GIVEN EXERCISE: What follows is a listing; give it again exactly, in its entirety.

RECORDS FOR THIS EXERCISE:
◇ ◇ ◇ ◇

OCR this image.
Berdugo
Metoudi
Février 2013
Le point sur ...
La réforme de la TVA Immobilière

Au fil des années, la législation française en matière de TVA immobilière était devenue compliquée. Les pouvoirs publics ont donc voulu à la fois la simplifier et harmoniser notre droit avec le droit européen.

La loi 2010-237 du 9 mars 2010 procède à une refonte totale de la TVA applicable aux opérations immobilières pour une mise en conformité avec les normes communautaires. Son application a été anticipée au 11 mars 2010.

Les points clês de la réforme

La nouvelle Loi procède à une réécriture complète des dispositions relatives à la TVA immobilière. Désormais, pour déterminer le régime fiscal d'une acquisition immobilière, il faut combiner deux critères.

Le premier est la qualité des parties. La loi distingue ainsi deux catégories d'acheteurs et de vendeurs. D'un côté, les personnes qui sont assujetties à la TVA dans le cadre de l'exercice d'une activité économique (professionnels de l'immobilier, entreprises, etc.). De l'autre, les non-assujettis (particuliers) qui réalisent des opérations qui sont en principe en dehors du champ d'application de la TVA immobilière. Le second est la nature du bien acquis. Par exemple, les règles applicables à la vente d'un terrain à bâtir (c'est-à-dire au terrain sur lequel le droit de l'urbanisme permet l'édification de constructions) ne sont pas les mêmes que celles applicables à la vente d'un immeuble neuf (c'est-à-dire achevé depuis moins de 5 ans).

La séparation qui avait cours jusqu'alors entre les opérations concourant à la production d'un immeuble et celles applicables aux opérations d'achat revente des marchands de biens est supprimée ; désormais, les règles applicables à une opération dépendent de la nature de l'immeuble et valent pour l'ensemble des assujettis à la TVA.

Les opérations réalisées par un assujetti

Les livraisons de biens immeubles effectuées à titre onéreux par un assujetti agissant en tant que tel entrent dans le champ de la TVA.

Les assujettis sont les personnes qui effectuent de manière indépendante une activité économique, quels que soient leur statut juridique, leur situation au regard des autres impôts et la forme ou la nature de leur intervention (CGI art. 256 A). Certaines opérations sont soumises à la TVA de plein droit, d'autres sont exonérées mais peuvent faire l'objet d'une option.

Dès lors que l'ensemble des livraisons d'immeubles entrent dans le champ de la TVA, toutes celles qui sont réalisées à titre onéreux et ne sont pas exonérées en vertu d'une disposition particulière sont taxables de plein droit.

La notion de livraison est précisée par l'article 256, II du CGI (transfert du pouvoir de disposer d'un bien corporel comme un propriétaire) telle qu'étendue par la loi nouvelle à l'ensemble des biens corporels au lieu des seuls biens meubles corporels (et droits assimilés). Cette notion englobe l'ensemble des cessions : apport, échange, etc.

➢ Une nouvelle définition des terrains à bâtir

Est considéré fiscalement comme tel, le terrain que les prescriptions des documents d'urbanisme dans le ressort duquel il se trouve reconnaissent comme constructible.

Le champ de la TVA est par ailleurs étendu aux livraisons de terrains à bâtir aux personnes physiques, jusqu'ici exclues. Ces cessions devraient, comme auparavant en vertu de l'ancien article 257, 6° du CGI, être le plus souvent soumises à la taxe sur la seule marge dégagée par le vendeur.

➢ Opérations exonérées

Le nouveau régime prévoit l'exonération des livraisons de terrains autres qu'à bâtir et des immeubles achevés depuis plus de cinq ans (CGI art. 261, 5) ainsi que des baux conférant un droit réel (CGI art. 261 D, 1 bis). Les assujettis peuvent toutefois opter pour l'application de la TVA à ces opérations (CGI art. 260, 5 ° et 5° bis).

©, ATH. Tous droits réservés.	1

◇ ◇ ◇ ◇

TASK ANSWER:
OCR this image.
Berdugo
Metoudi
Février 2013
Le point sur ...
La réforme de la TVA Immobilière

Au fil des années, la législation française en matière de TVA immobilière était devenue compliquée. Les pouvoirs publics ont donc voulu à la fois la simplifier et harmoniser notre droit avec le droit européen.

La loi 2010-237 du 9 mars 2010 procède à une refonte totale de la TVA applicable aux opérations immobilières pour une mise en conformité avec les normes communautaires. Son application a été anticipée au 11 mars 2010.

Les points clês de la réforme

La nouvelle Loi procède à une réécriture complète des dispositions relatives à la TVA immobilière. Désormais, pour déterminer le régime fiscal d'une acquisition immobilière, il faut combiner deux critères.

Le premier est la qualité des parties. La loi distingue ainsi deux catégories d'acheteurs et de vendeurs. D'un côté, les personnes qui sont assujetties à la TVA dans le cadre de l'exercice d'une activité économique (professionnels de l'immobilier, entreprises, etc.). De l'autre, les non-assujettis (particuliers) qui réalisent des opérations qui sont en principe en dehors du champ d'application de la TVA immobilière. Le second est la nature du bien acquis. Par exemple, les règles applicables à la vente d'un terrain à bâtir (c'est-à-dire au terrain sur lequel le droit de l'urbanisme permet l'édification de constructions) ne sont pas les mêmes que celles applicables à la vente d'un immeuble neuf (c'est-à-dire achevé depuis moins de 5 ans).

La séparation qui avait cours jusqu'alors entre les opérations concourant à la production d'un immeuble et celles applicables aux opérations d'achat revente des marchands de biens est supprimée ; désormais, les règles applicables à une opération dépendent de la nature de l'immeuble et valent pour l'ensemble des assujettis à la TVA.

Les opérations réalisées par un assujetti

Les livraisons de biens immeubles effectuées à titre onéreux par un assujetti agissant en tant que tel entrent dans le champ de la TVA.

Les assujettis sont les personnes qui effectuent de manière indépendante une activité économique, quels que soient leur statut juridique, leur situation au regard des autres impôts et la forme ou la nature de leur intervention (CGI art. 256 A). Certaines opérations sont soumises à la TVA de plein droit, d'autres sont exonérées mais peuvent faire l'objet d'une option.

Dès lors que l'ensemble des livraisons d'immeubles entrent dans le champ de la TVA, toutes celles qui sont réalisées à titre onéreux et ne sont pas exonérées en vertu d'une disposition particulière sont taxables de plein droit.

La notion de livraison est précisée par l'article 256, II du CGI (transfert du pouvoir de disposer d'un bien corporel comme un propriétaire) telle qu'étendue par la loi nouvelle à l'ensemble des biens corporels au lieu des seuls biens meubles corporels (et droits assimilés). Cette notion englobe l'ensemble des cessions : apport, échange, etc.

➢ Une nouvelle définition des terrains à bâtir

Est considéré fiscalement comme tel, le terrain que les prescriptions des documents d'urbanisme dans le ressort duquel il se trouve reconnaissent comme constructible.

Le champ de la TVA est par ailleurs étendu aux livraisons de terrains à bâtir aux personnes physiques, jusqu'ici exclues. Ces cessions devraient, comme auparavant en vertu de l'ancien article 257, 6° du CGI, être le plus souvent soumises à la taxe sur la seule marge dégagée par le vendeur.

➢ Opérations exonérées

Le nouveau régime prévoit l'exonération des livraisons de terrains autres qu'à bâtir et des immeubles achevés depuis plus de cinq ans (CGI art. 261, 5) ainsi que des baux conférant un droit réel (CGI art. 261 D, 1 bis). Les assujettis peuvent toutefois opter pour l'application de la TVA à ces opérations (CGI art. 260, 5 ° et 5° bis).

©, ATH. Tous droits réservés.	1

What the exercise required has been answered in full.